-------- Data excerpts
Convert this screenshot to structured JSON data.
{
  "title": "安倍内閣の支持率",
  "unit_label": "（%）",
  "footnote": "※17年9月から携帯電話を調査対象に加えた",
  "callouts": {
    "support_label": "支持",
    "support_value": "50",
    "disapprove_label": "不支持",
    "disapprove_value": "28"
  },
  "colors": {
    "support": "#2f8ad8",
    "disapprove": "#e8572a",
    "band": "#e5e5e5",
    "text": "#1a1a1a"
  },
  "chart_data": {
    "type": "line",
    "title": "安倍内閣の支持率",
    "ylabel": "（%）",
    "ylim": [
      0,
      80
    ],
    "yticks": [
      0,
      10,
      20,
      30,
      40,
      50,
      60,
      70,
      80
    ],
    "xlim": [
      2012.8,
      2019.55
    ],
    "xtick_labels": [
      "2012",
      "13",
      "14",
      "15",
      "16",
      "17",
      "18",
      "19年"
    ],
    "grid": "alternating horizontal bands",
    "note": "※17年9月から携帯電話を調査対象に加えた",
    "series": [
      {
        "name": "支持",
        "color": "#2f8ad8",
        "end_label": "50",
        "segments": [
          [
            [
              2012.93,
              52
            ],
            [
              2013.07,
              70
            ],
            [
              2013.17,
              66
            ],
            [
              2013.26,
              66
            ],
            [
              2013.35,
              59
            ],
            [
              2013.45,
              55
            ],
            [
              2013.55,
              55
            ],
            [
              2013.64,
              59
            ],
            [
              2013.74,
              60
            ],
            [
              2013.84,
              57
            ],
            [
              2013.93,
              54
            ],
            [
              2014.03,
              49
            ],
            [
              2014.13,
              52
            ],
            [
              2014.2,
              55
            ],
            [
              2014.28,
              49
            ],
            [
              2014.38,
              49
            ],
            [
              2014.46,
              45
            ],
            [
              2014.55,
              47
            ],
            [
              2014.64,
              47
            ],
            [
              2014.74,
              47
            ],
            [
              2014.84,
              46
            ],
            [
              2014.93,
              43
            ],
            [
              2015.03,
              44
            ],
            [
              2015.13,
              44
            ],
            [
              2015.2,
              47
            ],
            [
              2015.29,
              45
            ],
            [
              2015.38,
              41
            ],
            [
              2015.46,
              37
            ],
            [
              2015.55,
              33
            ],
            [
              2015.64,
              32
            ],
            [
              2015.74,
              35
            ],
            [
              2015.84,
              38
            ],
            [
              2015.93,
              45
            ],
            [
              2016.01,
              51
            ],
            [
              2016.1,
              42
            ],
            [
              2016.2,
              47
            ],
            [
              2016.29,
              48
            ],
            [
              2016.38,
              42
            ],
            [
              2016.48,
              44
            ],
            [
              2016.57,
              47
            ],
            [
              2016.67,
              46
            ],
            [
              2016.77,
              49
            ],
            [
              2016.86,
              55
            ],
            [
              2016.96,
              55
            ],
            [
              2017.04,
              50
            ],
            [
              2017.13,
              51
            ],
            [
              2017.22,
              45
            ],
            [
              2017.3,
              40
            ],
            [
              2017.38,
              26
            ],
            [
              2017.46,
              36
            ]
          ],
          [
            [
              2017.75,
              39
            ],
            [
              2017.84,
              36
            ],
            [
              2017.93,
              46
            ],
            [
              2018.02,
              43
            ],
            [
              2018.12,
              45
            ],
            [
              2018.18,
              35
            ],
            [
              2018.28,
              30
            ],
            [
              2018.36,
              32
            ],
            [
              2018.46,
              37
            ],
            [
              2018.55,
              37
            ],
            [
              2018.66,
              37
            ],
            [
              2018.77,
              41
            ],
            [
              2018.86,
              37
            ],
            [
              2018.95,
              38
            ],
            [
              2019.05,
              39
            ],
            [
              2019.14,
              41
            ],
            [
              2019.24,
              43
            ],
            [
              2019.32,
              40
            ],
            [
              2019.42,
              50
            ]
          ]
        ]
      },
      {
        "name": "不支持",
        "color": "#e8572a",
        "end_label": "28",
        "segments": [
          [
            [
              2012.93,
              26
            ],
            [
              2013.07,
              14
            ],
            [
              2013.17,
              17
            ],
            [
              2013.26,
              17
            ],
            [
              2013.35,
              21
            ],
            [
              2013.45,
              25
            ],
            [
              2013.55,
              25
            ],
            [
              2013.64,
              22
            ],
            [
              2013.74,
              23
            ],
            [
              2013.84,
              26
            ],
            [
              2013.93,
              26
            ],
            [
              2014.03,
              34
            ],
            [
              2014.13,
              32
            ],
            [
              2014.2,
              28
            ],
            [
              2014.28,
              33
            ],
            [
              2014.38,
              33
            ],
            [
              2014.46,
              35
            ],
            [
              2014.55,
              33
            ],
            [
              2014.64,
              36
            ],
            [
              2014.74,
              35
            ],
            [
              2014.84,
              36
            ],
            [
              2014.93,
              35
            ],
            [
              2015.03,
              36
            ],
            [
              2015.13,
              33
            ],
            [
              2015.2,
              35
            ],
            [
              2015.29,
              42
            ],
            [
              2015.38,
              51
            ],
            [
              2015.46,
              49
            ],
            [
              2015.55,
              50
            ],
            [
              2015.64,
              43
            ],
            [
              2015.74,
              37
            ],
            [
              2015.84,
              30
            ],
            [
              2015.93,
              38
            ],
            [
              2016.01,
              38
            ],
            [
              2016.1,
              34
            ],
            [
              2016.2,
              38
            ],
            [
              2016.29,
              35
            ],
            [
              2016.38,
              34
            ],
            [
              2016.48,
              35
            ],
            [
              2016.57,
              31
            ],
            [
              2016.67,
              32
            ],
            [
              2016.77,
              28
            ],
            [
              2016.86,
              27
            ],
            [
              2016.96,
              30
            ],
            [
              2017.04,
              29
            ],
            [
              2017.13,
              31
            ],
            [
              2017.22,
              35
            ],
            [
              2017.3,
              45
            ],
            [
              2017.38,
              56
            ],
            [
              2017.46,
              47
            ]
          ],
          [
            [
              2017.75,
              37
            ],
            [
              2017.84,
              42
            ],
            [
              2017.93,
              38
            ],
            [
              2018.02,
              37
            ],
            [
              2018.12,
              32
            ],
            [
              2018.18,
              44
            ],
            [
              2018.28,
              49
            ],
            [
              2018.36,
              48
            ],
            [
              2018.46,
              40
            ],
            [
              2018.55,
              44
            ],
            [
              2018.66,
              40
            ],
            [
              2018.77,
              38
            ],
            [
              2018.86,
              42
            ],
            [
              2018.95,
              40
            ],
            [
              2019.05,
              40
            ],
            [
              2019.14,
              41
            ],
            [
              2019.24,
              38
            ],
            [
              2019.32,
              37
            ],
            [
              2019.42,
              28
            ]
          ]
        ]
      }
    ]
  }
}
----------------
**Request**
From the listing above, reproduce all the lines exactly.

**Written reply**
Convert this screenshot to structured JSON data.
{
  "title": "安倍内閣の支持率",
  "unit_label": "（%）",
  "footnote": "※17年9月から携帯電話を調査対象に加えた",
  "callouts": {
    "support_label": "支持",
    "support_value": "50",
    "disapprove_label": "不支持",
    "disapprove_value": "28"
  },
  "colors": {
    "support": "#2f8ad8",
    "disapprove": "#e8572a",
    "band": "#e5e5e5",
    "text": "#1a1a1a"
  },
  "chart_data": {
    "type": "line",
    "title": "安倍内閣の支持率",
    "ylabel": "（%）",
    "ylim": [
      0,
      80
    ],
    "yticks": [
      0,
      10,
      20,
      30,
      40,
      50,
      60,
      70,
      80
    ],
    "xlim": [
      2012.8,
      2019.55
    ],
    "xtick_labels": [
      "2012",
      "13",
      "14",
      "15",
      "16",
      "17",
      "18",
      "19年"
    ],
    "grid": "alternating horizontal bands",
    "note": "※17年9月から携帯電話を調査対象に加えた",
    "series": [
      {
        "name": "支持",
        "color": "#2f8ad8",
        "end_label": "50",
        "segments": [
          [
            [
              2012.93,
              52
            ],
            [
              2013.07,
              70
            ],
            [
              2013.17,
              66
            ],
            [
              2013.26,
              66
            ],
            [
              2013.35,
              59
            ],
            [
              2013.45,
              55
            ],
            [
              2013.55,
              55
            ],
            [
              2013.64,
              59
            ],
            [
              2013.74,
              60
            ],
            [
              2013.84,
              57
            ],
            [
              2013.93,
              54
            ],
            [
              2014.03,
              49
            ],
            [
              2014.13,
              52
            ],
            [
              2014.2,
              55
            ],
            [
              2014.28,
              49
            ],
            [
              2014.38,
              49
            ],
            [
              2014.46,
              45
            ],
            [
              2014.55,
              47
            ],
            [
              2014.64,
              47
            ],
            [
              2014.74,
              47
            ],
            [
              2014.84,
              46
            ],
            [
              2014.93,
              43
            ],
            [
              2015.03,
              44
            ],
            [
              2015.13,
              44
            ],
            [
              2015.2,
              47
            ],
            [
              2015.29,
              45
            ],
            [
              2015.38,
              41
            ],
            [
              2015.46,
              37
            ],
            [
              2015.55,
              33
            ],
            [
              2015.64,
              32
            ],
            [
              2015.74,
              35
            ],
            [
              2015.84,
              38
            ],
            [
              2015.93,
              45
            ],
            [
              2016.01,
              51
            ],
            [
              2016.1,
              42
            ],
            [
              2016.2,
              47
            ],
            [
              2016.29,
              48
            ],
            [
              2016.38,
              42
            ],
            [
              2016.48,
              44
            ],
            [
              2016.57,
              47
            ],
            [
              2016.67,
              46
            ],
            [
              2016.77,
              49
            ],
            [
              2016.86,
              55
            ],
            [
              2016.96,
              55
            ],
            [
              2017.04,
              50
            ],
            [
              2017.13,
              51
            ],
            [
              2017.22,
              45
            ],
            [
              2017.3,
              40
            ],
            [
              2017.38,
              26
            ],
            [
              2017.46,
              36
            ]
          ],
          [
            [
              2017.75,
              39
            ],
            [
              2017.84,
              36
            ],
            [
              2017.93,
              46
            ],
            [
              2018.02,
              43
            ],
            [
              2018.12,
              45
            ],
            [
              2018.18,
              35
            ],
            [
              2018.28,
              30
            ],
            [
              2018.36,
              32
            ],
            [
              2018.46,
              37
            ],
            [
              2018.55,
              37
            ],
            [
              2018.66,
              37
            ],
            [
              2018.77,
              41
            ],
            [
              2018.86,
              37
            ],
            [
              2018.95,
              38
            ],
            [
              2019.05,
              39
            ],
            [
              2019.14,
              41
            ],
            [
              2019.24,
              43
            ],
            [
              2019.32,
              40
            ],
            [
              2019.42,
              50
            ]
          ]
        ]
      },
      {
        "name": "不支持",
        "color": "#e8572a",
        "end_label": "28",
        "segments": [
          [
            [
              2012.93,
              26
            ],
            [
              2013.07,
              14
            ],
            [
              2013.17,
              17
            ],
            [
              2013.26,
              17
            ],
            [
              2013.35,
              21
            ],
            [
              2013.45,
              25
            ],
            [
              2013.55,
              25
            ],
            [
              2013.64,
              22
            ],
            [
              2013.74,
              23
            ],
            [
              2013.84,
              26
            ],
            [
              2013.93,
              26
            ],
            [
              2014.03,
              34
            ],
            [
              2014.13,
              32
            ],
            [
              2014.2,
              28
            ],
            [
              2014.28,
              33
            ],
            [
              2014.38,
              33
            ],
            [
              2014.46,
              35
            ],
            [
              2014.55,
              33
            ],
            [
              2014.64,
              36
            ],
            [
              2014.74,
              35
            ],
            [
              2014.84,
              36
            ],
            [
              2014.93,
              35
            ],
            [
              2015.03,
              36
            ],
            [
              2015.13,
              33
            ],
            [
              2015.2,
              35
            ],
            [
              2015.29,
              42
            ],
            [
              2015.38,
              51
            ],
            [
              2015.46,
              49
            ],
            [
              2015.55,
              50
            ],
            [
              2015.64,
              43
            ],
            [
              2015.74,
              37
            ],
            [
              2015.84,
              30
            ],
            [
              2015.93,
              38
            ],
            [
              2016.01,
              38
            ],
            [
              2016.1,
              34
            ],
            [
              2016.2,
              38
            ],
            [
              2016.29,
              35
            ],
            [
              2016.38,
              34
            ],
            [
              2016.48,
              35
            ],
            [
              2016.57,
              31
            ],
            [
              2016.67,
              32
            ],
            [
              2016.77,
              28
            ],
            [
              2016.86,
              27
            ],
            [
              2016.96,
              30
            ],
            [
              2017.04,
              29
            ],
            [
              2017.13,
              31
            ],
            [
              2017.22,
              35
            ],
            [
              2017.3,
              45
            ],
            [
              2017.38,
              56
            ],
            [
              2017.46,
              47
            ]
          ],
          [
            [
              2017.75,
              37
            ],
            [
              2017.84,
              42
            ],
            [
              2017.93,
              38
            ],
            [
              2018.02,
              37
            ],
            [
              2018.12,
              32
            ],
            [
              2018.18,
              44
            ],
            [
              2018.28,
              49
            ],
            [
              2018.36,
              48
            ],
            [
              2018.46,
              40
            ],
            [
              2018.55,
              44
            ],
            [
              2018.66,
              40
            ],
            [
              2018.77,
              38
            ],
            [
              2018.86,
              42
            ],
            [
              2018.95,
              40
            ],
            [
              2019.05,
              40
            ],
            [
              2019.14,
              41
            ],
            [
              2019.24,
              38
            ],
            [
              2019.32,
              37
            ],
            [
              2019.42,
              28
            ]
          ]
        ]
      }
    ]
  }
}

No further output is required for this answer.